— start of EXERCISE INPUTS —

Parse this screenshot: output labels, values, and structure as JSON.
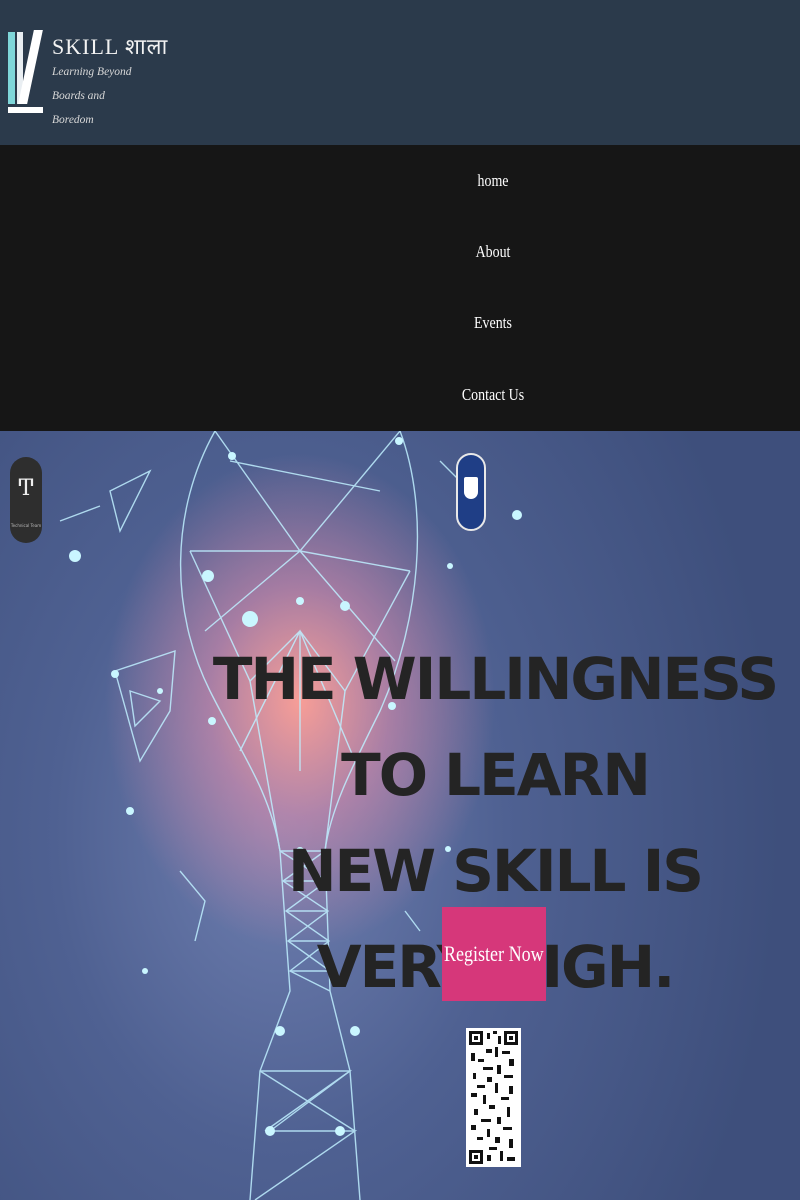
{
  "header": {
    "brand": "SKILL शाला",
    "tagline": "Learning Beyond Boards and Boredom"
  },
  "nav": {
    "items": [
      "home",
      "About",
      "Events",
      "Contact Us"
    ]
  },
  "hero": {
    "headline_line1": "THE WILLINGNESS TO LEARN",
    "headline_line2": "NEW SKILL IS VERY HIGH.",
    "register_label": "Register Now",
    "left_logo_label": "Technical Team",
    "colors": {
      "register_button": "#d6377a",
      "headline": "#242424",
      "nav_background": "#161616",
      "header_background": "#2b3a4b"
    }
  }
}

— end of EXERCISE INPUTS —
— start of EXERCISE INPUTS —

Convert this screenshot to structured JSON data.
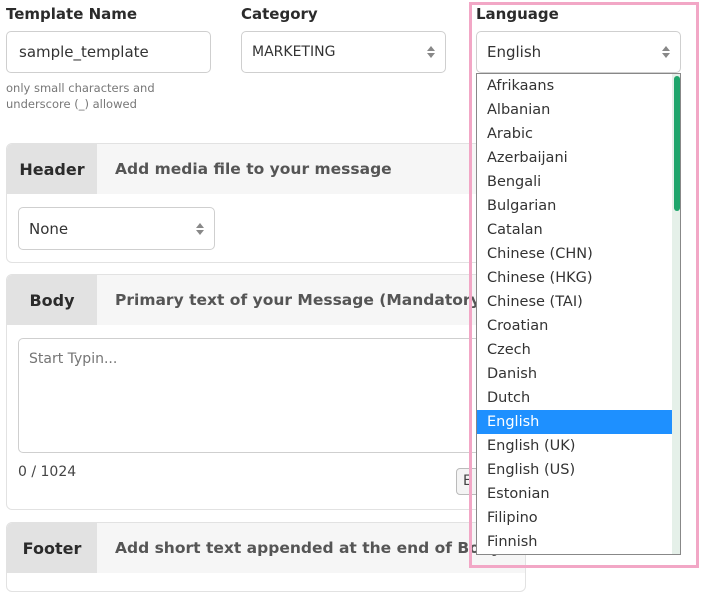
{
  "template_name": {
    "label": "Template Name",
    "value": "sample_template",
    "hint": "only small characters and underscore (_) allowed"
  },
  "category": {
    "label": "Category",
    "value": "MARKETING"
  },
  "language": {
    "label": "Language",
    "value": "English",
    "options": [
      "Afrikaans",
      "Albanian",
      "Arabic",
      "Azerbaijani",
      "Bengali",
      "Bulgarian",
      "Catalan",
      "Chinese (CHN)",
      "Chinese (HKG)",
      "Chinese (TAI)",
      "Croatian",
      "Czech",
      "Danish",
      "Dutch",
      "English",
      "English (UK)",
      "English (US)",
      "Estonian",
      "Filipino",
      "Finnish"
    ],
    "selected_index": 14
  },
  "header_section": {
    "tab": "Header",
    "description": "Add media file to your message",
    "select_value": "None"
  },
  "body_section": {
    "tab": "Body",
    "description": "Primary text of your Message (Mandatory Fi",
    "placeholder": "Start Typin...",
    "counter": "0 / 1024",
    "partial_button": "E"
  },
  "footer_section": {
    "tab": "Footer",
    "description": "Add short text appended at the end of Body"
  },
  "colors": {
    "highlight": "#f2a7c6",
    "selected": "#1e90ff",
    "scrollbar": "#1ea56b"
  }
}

— end of EXERCISE INPUTS —
— start of EXERCISE INPUTS —

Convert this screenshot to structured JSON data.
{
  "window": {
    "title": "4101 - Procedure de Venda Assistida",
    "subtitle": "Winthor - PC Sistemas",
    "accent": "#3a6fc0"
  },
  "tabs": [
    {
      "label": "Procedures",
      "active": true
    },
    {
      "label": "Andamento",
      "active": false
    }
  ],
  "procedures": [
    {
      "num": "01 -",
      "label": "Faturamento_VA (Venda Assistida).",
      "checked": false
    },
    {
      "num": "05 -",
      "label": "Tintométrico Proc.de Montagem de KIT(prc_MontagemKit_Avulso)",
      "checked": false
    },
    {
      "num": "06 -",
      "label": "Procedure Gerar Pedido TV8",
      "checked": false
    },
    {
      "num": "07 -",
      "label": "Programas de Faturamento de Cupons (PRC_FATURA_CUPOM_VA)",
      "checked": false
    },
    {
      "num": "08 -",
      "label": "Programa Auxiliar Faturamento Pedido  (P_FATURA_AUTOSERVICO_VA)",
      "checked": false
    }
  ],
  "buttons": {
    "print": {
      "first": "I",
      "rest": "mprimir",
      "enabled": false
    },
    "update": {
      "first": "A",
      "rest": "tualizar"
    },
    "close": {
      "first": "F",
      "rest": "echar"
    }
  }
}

— end of EXERCISE INPUTS —

◆ **BRIEF**
Each line that holds the word "rest" should be extracted from the records.

◆ **EXERCISE RESULT**
      "rest": "mprimir",
      "rest": "tualizar"
      "rest": "echar"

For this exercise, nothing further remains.